─── Dataset rows ───

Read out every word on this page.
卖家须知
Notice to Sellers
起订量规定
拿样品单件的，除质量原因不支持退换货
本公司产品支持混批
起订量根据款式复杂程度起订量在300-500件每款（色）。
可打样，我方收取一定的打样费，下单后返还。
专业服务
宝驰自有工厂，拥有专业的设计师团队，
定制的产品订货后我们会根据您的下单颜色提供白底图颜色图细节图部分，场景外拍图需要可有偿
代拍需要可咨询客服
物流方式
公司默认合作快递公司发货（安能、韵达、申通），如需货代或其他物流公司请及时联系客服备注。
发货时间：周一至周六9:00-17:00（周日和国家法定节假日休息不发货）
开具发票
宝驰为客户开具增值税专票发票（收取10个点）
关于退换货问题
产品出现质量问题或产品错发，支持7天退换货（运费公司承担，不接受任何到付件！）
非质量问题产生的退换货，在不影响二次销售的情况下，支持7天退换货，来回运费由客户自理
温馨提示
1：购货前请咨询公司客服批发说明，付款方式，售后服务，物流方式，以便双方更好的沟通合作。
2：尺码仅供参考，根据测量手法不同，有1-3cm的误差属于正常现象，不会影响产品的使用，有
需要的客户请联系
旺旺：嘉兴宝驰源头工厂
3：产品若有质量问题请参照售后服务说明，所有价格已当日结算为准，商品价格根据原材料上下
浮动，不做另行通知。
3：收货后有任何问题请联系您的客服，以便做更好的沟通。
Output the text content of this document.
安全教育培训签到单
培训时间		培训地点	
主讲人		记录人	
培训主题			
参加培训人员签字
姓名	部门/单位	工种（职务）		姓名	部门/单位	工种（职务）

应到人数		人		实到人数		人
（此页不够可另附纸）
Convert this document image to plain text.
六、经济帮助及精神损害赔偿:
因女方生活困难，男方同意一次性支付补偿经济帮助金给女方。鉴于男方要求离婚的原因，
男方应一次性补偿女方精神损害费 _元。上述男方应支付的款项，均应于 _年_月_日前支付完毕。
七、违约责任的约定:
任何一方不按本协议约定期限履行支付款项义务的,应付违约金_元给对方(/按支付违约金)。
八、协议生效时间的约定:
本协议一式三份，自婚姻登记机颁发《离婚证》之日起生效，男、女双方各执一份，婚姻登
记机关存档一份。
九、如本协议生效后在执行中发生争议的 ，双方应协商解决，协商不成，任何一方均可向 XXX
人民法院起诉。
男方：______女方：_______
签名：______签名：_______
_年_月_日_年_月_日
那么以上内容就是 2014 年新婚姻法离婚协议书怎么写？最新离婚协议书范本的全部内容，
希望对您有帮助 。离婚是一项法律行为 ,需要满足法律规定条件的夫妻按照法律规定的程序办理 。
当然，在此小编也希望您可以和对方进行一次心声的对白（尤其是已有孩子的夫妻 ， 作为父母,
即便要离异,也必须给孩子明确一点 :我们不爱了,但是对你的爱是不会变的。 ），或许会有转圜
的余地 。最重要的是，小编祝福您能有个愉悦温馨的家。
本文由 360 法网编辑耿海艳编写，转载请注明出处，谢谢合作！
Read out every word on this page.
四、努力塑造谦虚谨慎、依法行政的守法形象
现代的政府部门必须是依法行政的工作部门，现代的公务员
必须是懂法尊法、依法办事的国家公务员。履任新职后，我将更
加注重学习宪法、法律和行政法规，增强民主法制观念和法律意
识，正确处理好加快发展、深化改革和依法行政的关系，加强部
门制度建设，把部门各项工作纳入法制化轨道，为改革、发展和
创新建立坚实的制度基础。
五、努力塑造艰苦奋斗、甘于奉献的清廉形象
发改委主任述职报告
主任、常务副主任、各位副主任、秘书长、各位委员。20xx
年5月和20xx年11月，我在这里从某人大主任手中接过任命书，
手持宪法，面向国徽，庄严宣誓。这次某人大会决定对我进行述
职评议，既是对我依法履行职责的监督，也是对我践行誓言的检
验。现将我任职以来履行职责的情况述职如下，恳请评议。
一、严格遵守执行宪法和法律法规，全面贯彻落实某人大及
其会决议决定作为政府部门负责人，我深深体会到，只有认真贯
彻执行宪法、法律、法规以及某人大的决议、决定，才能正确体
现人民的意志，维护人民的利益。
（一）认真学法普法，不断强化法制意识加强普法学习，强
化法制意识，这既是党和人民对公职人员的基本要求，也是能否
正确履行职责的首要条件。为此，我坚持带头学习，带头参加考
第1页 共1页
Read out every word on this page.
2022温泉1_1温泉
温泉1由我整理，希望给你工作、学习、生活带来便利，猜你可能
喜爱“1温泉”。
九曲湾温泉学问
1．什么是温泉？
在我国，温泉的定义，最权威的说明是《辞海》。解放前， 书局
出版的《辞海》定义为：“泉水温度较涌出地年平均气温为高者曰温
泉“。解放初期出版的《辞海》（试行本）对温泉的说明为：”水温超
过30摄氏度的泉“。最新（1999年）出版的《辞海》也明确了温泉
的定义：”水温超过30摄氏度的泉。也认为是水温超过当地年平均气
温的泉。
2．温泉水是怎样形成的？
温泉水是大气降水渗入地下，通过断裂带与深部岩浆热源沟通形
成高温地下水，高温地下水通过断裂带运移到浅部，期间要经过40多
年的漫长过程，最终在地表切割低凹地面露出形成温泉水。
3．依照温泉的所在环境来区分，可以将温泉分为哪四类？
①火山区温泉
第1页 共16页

───

**Exercise requirements**
Pull every line containing the word "document" out of the material and copy it.

**Answer to this exercise**
Output the text content of this document.
Convert this document image to plain text.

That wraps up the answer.